***** Data listing *****

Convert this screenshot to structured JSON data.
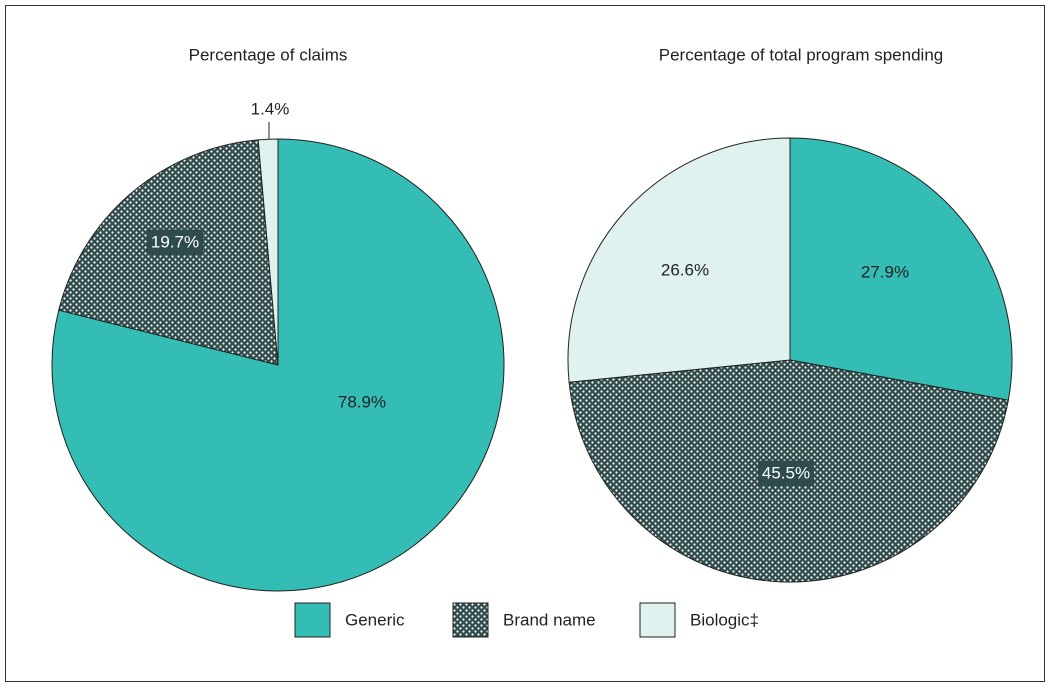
{
  "chart_data": [
    {
      "type": "pie",
      "title": "Percentage of claims",
      "categories": [
        "Generic",
        "Brand name",
        "Biologic‡"
      ],
      "values": [
        78.9,
        19.7,
        1.4
      ],
      "value_labels": [
        "78.9%",
        "19.7%",
        "1.4%"
      ],
      "colors": [
        "#33bdb5",
        "#2f4b4b",
        "#e0f2ef"
      ],
      "patterns": [
        "solid",
        "dots",
        "solid"
      ]
    },
    {
      "type": "pie",
      "title": "Percentage of total program spending",
      "categories": [
        "Generic",
        "Brand name",
        "Biologic‡"
      ],
      "values": [
        27.9,
        45.5,
        26.6
      ],
      "value_labels": [
        "27.9%",
        "45.5%",
        "26.6%"
      ],
      "colors": [
        "#33bdb5",
        "#2f4b4b",
        "#e0f2ef"
      ],
      "patterns": [
        "solid",
        "dots",
        "solid"
      ]
    }
  ]
}
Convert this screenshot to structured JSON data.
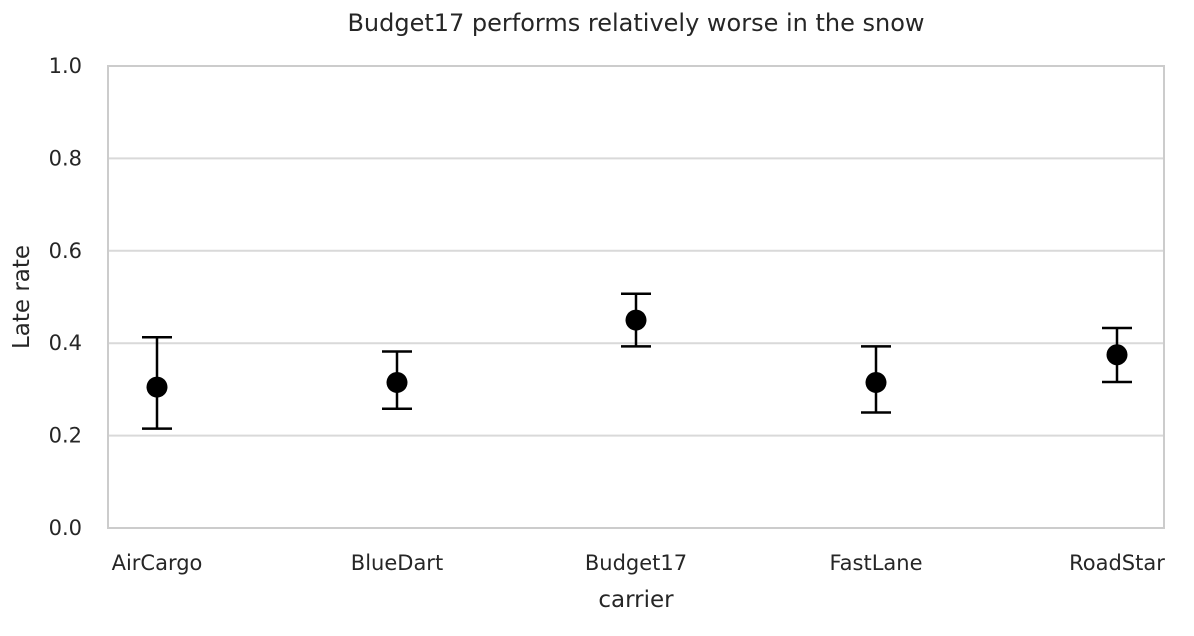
{
  "chart_data": {
    "type": "scatter",
    "title": "Budget17 performs relatively worse in the snow",
    "xlabel": "carrier",
    "ylabel": "Late rate",
    "categories": [
      "AirCargo",
      "BlueDart",
      "Budget17",
      "FastLane",
      "RoadStar"
    ],
    "series": [
      {
        "values": [
          0.305,
          0.315,
          0.45,
          0.315,
          0.375
        ],
        "error_low": [
          0.215,
          0.258,
          0.393,
          0.25,
          0.316
        ],
        "error_high": [
          0.413,
          0.382,
          0.507,
          0.393,
          0.433
        ]
      }
    ],
    "ylim": [
      0.0,
      1.0
    ],
    "yticks": [
      "0.0",
      "0.2",
      "0.4",
      "0.6",
      "0.8",
      "1.0"
    ],
    "grid": "horizontal",
    "colors": {
      "marker": "#000000",
      "errorbar": "#000000",
      "grid": "#d9d9d9",
      "frame": "#cccccc",
      "text": "#262626"
    }
  }
}
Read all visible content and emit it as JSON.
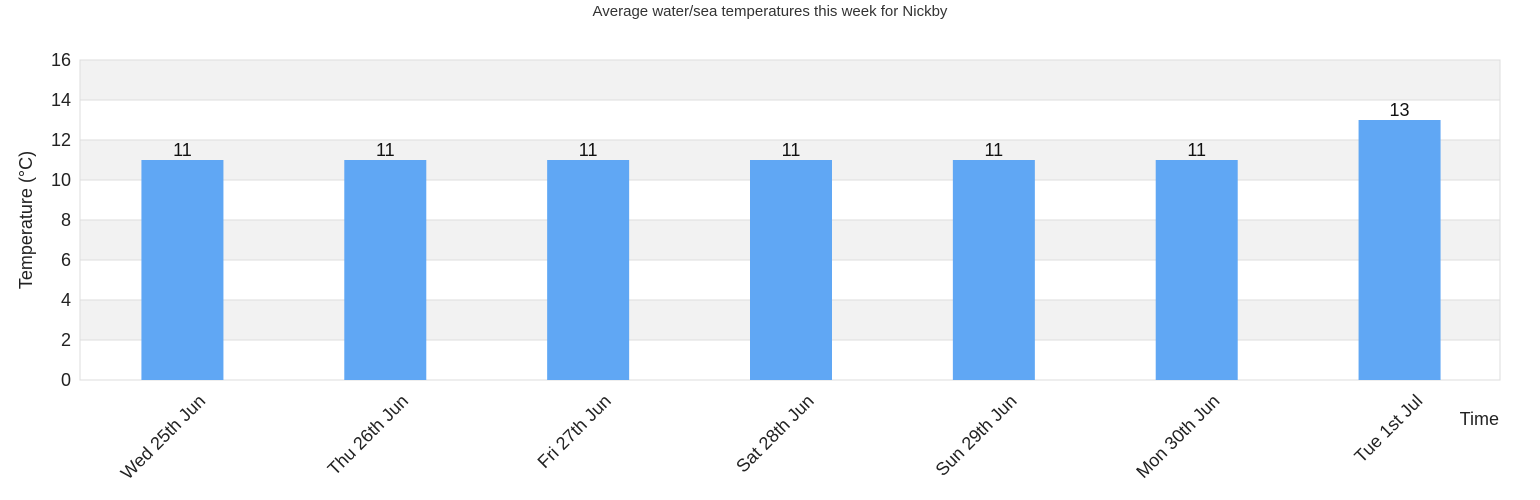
{
  "chart_data": {
    "type": "bar",
    "title": "Average water/sea temperatures this week for Nickby",
    "xlabel": "Time",
    "ylabel": "Temperature (°C)",
    "categories": [
      "Wed 25th Jun",
      "Thu 26th Jun",
      "Fri 27th Jun",
      "Sat 28th Jun",
      "Sun 29th Jun",
      "Mon 30th Jun",
      "Tue 1st Jul"
    ],
    "values": [
      11,
      11,
      11,
      11,
      11,
      11,
      13
    ],
    "ylim": [
      0,
      16
    ],
    "yticks": [
      0,
      2,
      4,
      6,
      8,
      10,
      12,
      14,
      16
    ],
    "grid": true,
    "legend": "none",
    "colors": {
      "bar": "#60a7f4",
      "band_alt": "#f2f2f2",
      "gridline": "#dddddd"
    }
  }
}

*****

§ The exercise: Pictures are excluded; repeat every record exactly.

§ Written reply:
Convert this screenshot to structured JSON data.
{
  "chart_data": [
    {
      "type": "pie",
      "title": "Percentage of claims",
      "categories": [
        "Generic",
        "Brand name",
        "Biologic‡"
      ],
      "values": [
        78.9,
        19.7,
        1.4
      ],
      "value_labels": [
        "78.9%",
        "19.7%",
        "1.4%"
      ],
      "colors": [
        "#33bdb5",
        "#2f4b4b",
        "#e0f2ef"
      ],
      "patterns": [
        "solid",
        "dots",
        "solid"
      ]
    },
    {
      "type": "pie",
      "title": "Percentage of total program spending",
      "categories": [
        "Generic",
        "Brand name",
        "Biologic‡"
      ],
      "values": [
        27.9,
        45.5,
        26.6
      ],
      "value_labels": [
        "27.9%",
        "45.5%",
        "26.6%"
      ],
      "colors": [
        "#33bdb5",
        "#2f4b4b",
        "#e0f2ef"
      ],
      "patterns": [
        "solid",
        "dots",
        "solid"
      ]
    }
  ]
}
Convert this screenshot to structured JSON data.
{
  "chart_data": {
    "type": "scatter",
    "title": "Budget17 performs relatively worse in the snow",
    "xlabel": "carrier",
    "ylabel": "Late rate",
    "categories": [
      "AirCargo",
      "BlueDart",
      "Budget17",
      "FastLane",
      "RoadStar"
    ],
    "series": [
      {
        "values": [
          0.305,
          0.315,
          0.45,
          0.315,
          0.375
        ],
        "error_low": [
          0.215,
          0.258,
          0.393,
          0.25,
          0.316
        ],
        "error_high": [
          0.413,
          0.382,
          0.507,
          0.393,
          0.433
        ]
      }
    ],
    "ylim": [
      0.0,
      1.0
    ],
    "yticks": [
      "0.0",
      "0.2",
      "0.4",
      "0.6",
      "0.8",
      "1.0"
    ],
    "grid": "horizontal",
    "colors": {
      "marker": "#000000",
      "errorbar": "#000000",
      "grid": "#d9d9d9",
      "frame": "#cccccc",
      "text": "#262626"
    }
  }
}
Read all visible content and emit it as JSON.
{
  "chart_data": {
    "type": "bar",
    "title": "Average water/sea temperatures this week for Nickby",
    "xlabel": "Time",
    "ylabel": "Temperature (°C)",
    "categories": [
      "Wed 25th Jun",
      "Thu 26th Jun",
      "Fri 27th Jun",
      "Sat 28th Jun",
      "Sun 29th Jun",
      "Mon 30th Jun",
      "Tue 1st Jul"
    ],
    "values": [
      11,
      11,
      11,
      11,
      11,
      11,
      13
    ],
    "ylim": [
      0,
      16
    ],
    "yticks": [
      0,
      2,
      4,
      6,
      8,
      10,
      12,
      14,
      16
    ],
    "grid": true,
    "legend": "none",
    "colors": {
      "bar": "#60a7f4",
      "band_alt": "#f2f2f2",
      "gridline": "#dddddd"
    }
  }
}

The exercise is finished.